GOAL
Select from the data all lines with the word "EBITDA".

━━━━━━━━

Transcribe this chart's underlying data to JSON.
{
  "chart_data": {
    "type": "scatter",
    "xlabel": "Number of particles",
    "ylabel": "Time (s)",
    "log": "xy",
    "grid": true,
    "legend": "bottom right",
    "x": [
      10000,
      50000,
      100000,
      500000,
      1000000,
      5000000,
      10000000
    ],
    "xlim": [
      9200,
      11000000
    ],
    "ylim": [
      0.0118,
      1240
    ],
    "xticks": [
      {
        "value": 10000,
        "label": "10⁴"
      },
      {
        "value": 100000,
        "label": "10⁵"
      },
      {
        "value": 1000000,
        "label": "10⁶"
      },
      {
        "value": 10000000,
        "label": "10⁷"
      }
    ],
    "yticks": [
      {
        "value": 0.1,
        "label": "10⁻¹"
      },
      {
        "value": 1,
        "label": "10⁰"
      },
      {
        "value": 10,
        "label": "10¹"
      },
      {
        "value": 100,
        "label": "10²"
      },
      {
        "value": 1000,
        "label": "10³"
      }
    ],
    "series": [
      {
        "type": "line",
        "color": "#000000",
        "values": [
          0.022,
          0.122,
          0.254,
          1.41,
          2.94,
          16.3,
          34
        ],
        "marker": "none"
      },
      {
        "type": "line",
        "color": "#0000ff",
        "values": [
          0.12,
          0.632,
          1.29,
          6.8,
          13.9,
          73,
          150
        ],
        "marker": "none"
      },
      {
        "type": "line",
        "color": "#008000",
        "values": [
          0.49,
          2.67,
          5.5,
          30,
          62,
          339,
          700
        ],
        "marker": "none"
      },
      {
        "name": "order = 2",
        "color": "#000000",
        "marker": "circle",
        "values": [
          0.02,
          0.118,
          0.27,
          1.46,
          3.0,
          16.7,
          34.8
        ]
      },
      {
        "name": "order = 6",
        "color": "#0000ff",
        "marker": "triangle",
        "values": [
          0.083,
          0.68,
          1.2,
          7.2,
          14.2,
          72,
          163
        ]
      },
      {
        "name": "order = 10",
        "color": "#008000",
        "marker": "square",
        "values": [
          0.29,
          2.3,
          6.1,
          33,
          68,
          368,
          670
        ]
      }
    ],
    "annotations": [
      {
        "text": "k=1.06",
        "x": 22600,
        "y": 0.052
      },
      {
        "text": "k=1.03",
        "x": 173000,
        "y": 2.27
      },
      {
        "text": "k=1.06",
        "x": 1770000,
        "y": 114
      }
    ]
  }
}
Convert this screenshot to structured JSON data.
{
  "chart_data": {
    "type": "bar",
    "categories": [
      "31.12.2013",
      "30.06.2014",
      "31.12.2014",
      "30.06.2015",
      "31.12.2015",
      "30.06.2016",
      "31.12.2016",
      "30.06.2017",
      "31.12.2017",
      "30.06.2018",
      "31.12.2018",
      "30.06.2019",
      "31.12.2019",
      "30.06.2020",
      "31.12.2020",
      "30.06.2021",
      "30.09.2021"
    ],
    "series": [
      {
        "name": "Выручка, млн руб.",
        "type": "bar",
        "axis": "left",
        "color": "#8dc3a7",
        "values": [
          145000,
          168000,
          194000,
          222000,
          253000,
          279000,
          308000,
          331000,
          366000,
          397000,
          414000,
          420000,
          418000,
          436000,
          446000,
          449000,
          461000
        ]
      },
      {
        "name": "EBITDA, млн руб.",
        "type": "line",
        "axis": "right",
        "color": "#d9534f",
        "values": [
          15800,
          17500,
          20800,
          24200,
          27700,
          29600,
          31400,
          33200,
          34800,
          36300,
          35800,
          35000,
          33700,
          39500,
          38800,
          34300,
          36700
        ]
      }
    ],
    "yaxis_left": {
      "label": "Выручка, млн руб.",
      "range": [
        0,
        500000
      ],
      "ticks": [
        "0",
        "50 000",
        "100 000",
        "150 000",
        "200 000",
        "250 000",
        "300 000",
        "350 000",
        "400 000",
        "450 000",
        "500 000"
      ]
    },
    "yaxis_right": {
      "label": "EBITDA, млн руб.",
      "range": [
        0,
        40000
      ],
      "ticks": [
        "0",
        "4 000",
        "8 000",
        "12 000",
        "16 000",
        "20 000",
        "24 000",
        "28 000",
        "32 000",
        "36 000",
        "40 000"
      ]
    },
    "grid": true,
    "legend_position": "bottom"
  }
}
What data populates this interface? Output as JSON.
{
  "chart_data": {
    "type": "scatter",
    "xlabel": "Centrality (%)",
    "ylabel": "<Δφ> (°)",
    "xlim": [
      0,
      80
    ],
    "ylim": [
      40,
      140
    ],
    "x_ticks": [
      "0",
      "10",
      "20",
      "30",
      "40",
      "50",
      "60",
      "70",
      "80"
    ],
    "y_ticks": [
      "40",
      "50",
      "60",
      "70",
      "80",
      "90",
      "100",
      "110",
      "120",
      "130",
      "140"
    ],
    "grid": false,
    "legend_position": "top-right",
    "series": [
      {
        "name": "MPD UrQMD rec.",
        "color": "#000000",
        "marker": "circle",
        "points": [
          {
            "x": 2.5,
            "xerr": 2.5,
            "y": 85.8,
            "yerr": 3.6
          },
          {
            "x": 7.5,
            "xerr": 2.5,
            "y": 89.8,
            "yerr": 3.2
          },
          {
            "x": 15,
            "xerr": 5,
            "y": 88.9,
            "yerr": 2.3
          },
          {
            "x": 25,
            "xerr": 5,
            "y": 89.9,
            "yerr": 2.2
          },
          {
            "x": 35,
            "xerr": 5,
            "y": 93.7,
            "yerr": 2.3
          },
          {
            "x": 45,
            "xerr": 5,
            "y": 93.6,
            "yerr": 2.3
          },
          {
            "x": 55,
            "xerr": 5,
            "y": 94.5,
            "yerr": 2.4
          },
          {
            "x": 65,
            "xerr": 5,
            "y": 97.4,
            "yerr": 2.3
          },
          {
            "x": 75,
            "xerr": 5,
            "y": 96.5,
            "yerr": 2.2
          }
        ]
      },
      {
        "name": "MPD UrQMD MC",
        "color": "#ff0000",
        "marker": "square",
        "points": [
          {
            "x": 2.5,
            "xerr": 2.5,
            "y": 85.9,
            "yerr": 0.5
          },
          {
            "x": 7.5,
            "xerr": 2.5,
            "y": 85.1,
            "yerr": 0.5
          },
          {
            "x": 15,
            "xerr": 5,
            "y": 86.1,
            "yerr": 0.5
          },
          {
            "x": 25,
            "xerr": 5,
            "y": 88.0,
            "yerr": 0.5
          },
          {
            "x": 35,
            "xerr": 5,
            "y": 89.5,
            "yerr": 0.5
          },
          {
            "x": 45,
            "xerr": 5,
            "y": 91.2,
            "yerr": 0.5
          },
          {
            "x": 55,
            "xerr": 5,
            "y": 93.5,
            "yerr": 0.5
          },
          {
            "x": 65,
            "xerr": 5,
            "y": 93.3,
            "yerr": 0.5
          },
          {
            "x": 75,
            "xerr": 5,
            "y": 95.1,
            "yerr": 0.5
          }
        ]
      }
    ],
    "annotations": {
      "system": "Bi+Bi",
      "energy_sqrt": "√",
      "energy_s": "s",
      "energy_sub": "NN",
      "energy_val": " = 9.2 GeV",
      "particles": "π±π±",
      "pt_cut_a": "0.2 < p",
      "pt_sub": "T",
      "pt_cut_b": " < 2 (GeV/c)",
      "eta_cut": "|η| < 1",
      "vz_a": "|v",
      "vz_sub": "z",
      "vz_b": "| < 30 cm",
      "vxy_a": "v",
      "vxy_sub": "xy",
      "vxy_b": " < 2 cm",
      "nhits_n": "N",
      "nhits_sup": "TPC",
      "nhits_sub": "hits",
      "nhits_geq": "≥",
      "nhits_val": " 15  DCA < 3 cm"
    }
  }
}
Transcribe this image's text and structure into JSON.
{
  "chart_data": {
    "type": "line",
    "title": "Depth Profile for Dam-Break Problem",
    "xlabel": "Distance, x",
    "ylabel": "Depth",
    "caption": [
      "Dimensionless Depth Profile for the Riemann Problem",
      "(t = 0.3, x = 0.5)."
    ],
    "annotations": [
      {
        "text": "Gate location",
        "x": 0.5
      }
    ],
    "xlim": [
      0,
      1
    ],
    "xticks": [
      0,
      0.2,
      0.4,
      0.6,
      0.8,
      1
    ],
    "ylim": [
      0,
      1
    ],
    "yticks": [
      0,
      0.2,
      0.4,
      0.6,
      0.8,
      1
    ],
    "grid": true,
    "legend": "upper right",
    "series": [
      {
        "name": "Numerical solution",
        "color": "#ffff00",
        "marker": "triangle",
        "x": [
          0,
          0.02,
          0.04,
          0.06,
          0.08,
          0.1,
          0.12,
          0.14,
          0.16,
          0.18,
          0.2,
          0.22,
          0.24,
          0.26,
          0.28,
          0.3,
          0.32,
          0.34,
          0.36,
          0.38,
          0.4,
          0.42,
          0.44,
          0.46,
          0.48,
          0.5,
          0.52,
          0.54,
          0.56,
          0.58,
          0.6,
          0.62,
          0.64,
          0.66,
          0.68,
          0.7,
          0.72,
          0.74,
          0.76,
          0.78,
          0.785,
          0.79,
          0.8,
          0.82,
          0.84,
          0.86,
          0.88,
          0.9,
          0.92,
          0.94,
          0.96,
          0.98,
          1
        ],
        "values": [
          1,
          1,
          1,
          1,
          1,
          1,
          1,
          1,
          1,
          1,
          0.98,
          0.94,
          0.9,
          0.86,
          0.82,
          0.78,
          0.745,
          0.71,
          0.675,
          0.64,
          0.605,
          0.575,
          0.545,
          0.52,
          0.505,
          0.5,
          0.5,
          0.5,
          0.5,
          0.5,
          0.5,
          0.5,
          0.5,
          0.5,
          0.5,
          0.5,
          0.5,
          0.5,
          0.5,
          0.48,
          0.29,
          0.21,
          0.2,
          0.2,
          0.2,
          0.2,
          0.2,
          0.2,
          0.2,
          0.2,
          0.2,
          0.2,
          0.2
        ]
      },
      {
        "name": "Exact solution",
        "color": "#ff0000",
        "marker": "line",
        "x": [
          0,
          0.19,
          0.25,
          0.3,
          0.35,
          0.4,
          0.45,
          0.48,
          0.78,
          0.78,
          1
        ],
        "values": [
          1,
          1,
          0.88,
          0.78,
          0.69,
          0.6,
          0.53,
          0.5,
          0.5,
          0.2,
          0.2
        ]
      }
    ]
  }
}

━━━━━━━━

REPLY
        "name": "EBITDA, млн руб.",
      "label": "EBITDA, млн руб.",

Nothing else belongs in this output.